Dataset records:
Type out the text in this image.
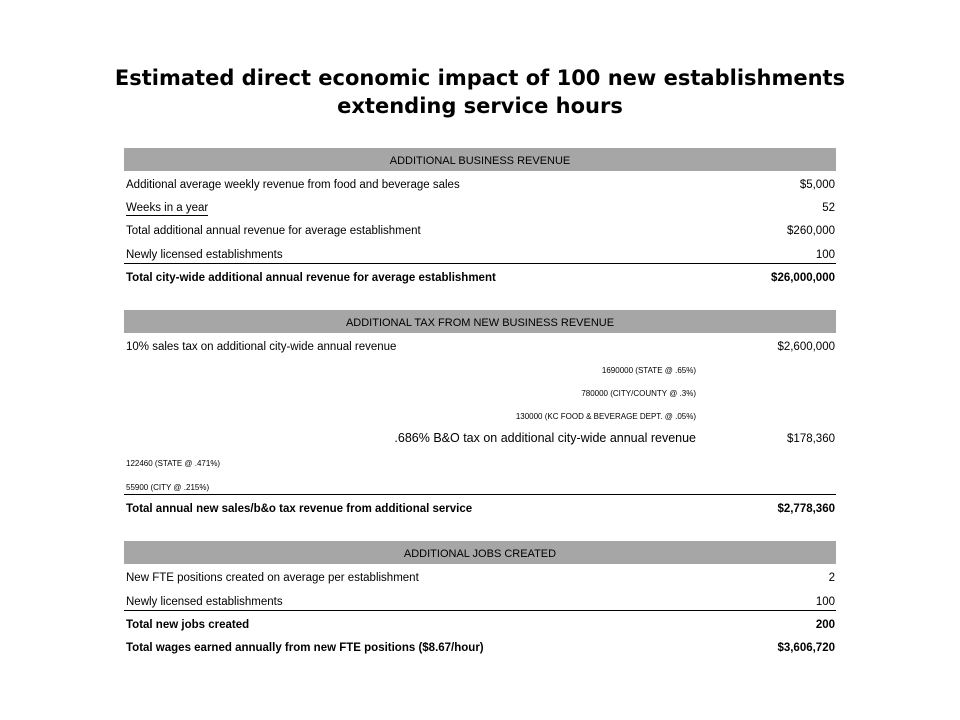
Estimated direct economic impact of 100 new establishments
extending service hours
ADDITIONAL BUSINESS REVENUE
Additional average weekly revenue from food and beverage sales	$5,000
Weeks in a year	52
Total additional annual revenue for average establishment	$260,000
Newly licensed establishments	100
Total city-wide additional annual revenue for average establishment	$26,000,000
ADDITIONAL TAX FROM NEW BUSINESS REVENUE
10% sales tax on additional city-wide annual revenue	$2,600,000
1690000 (STATE @ .65%)
780000 (CITY/COUNTY @ .3%)
130000 (KC FOOD & BEVERAGE DEPT. @ .05%)
.686% B&O tax on additional city-wide annual revenue	$178,360
122460 (STATE @ .471%)
55900 (CITY @ .215%)
Total annual new sales/b&o tax revenue from additional service	$2,778,360
ADDITIONAL JOBS CREATED
New FTE positions created on average per establishment	2
Newly licensed establishments	100
Total new jobs created	200
Total wages earned annually from new FTE positions ($8.67/hour)	$3,606,720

> [Goal]: Gather and return every line that holds the string "service".

> [Task answer]:
extending service hours
Total annual new sales/b&o tax revenue from additional service	$2,778,360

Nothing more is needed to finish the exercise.